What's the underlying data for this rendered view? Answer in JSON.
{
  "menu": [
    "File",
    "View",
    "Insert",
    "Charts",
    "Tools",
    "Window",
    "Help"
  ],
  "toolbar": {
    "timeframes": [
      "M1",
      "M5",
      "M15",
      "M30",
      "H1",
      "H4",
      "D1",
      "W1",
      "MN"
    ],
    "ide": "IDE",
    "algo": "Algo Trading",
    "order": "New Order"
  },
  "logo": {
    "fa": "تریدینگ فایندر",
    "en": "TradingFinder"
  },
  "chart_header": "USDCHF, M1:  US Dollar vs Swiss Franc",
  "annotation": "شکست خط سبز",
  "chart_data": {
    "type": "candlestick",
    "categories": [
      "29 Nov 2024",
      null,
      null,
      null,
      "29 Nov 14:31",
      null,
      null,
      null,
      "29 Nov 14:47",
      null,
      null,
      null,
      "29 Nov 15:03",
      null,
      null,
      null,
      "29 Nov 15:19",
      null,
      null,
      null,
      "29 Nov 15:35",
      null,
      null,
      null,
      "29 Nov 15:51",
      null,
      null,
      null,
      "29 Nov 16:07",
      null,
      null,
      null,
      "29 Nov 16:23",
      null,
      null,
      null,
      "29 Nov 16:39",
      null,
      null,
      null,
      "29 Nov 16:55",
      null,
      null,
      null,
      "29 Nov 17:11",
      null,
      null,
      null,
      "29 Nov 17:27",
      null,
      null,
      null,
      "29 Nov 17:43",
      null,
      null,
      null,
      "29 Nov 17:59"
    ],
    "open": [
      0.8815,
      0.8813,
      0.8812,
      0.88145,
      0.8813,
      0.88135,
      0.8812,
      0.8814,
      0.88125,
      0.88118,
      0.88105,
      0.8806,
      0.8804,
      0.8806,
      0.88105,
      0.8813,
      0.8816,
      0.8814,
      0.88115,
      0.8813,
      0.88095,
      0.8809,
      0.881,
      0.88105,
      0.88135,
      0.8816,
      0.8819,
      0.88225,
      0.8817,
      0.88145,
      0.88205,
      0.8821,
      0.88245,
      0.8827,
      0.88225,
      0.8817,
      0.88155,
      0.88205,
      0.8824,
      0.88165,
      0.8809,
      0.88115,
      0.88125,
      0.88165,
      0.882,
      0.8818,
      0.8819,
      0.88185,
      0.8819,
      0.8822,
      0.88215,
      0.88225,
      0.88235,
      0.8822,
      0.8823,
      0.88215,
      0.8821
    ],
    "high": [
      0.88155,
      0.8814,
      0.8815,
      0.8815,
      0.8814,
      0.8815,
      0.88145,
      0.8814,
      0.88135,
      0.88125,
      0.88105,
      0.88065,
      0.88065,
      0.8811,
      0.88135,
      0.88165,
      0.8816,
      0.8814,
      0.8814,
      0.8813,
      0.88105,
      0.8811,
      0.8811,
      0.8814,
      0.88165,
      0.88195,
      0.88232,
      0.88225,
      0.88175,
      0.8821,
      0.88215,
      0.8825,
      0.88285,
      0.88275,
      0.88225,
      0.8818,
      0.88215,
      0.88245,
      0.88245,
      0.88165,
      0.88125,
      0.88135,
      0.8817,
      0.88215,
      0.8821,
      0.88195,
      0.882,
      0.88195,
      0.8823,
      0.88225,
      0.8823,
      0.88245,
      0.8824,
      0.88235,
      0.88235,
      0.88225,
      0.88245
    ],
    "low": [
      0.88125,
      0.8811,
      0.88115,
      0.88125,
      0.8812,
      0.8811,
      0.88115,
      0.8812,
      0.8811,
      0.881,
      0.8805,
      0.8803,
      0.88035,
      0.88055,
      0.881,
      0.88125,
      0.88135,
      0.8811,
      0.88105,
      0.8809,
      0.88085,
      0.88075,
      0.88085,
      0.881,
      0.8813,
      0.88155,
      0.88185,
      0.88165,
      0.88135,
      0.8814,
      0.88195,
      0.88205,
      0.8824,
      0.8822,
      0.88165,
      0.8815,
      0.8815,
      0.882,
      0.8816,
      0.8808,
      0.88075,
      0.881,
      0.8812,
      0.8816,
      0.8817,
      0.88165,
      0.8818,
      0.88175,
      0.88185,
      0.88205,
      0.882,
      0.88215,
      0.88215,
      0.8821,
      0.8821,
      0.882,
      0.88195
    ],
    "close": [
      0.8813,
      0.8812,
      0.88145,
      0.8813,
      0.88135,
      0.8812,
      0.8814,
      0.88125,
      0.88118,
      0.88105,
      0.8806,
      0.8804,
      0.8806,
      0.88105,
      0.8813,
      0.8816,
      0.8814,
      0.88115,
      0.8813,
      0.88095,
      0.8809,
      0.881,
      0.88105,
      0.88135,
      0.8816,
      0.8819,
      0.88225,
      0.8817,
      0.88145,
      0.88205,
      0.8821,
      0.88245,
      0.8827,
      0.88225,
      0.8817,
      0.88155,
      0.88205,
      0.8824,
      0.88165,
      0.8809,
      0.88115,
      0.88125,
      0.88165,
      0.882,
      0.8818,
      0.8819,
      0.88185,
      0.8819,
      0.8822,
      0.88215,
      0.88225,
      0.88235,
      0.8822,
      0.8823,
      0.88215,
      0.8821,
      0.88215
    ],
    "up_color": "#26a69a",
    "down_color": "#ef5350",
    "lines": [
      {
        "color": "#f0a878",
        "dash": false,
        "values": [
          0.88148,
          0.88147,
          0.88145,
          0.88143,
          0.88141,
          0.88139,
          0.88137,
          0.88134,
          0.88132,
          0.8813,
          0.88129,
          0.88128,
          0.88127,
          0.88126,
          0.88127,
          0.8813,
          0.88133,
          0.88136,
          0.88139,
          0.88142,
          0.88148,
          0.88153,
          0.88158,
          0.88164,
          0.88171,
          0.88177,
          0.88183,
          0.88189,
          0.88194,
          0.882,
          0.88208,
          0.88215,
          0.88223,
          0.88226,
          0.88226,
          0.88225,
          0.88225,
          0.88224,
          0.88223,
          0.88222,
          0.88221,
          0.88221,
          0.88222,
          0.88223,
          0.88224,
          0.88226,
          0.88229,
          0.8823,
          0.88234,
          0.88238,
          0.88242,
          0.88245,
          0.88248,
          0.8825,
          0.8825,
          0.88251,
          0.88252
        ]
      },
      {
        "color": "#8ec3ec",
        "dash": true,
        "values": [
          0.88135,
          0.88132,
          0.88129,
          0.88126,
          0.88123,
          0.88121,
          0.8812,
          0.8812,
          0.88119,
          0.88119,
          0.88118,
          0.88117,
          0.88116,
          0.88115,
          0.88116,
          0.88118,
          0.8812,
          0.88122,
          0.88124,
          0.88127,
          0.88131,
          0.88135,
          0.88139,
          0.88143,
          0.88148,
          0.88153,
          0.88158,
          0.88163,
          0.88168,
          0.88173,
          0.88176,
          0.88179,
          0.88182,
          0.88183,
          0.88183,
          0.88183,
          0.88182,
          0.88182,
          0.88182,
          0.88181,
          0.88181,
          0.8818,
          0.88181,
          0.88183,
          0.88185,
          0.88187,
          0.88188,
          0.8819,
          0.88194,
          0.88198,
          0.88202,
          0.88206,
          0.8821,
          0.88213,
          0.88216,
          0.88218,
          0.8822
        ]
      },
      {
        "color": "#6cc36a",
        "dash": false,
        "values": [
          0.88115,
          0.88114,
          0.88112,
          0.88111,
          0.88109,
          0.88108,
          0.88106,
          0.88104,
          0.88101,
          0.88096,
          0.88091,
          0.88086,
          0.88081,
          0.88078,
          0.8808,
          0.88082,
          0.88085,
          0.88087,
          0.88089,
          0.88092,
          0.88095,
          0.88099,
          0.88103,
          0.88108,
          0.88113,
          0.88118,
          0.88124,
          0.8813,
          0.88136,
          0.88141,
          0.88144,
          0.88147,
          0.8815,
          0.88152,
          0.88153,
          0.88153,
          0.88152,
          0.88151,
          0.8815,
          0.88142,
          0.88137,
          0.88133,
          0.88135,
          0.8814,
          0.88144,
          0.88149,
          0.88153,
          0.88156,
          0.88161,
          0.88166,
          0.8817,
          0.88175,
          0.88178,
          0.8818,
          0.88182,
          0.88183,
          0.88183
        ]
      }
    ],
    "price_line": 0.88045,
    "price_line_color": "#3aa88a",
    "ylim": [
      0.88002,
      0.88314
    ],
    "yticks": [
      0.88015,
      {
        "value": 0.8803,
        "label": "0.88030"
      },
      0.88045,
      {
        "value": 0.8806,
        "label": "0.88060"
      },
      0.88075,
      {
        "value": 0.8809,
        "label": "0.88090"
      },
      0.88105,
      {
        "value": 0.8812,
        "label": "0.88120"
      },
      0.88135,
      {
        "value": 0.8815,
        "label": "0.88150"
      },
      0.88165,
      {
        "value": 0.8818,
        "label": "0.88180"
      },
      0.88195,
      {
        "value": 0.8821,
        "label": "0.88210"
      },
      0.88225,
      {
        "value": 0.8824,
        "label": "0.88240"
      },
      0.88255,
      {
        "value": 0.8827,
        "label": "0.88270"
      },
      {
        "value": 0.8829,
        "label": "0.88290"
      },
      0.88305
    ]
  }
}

******

Pull out every line of the records above that contains the word "label".

        "label": "0.88030"
        "label": "0.88060"
        "label": "0.88090"
        "label": "0.88120"
        "label": "0.88150"
        "label": "0.88180"
        "label": "0.88210"
        "label": "0.88240"
        "label": "0.88270"
        "label": "0.88290"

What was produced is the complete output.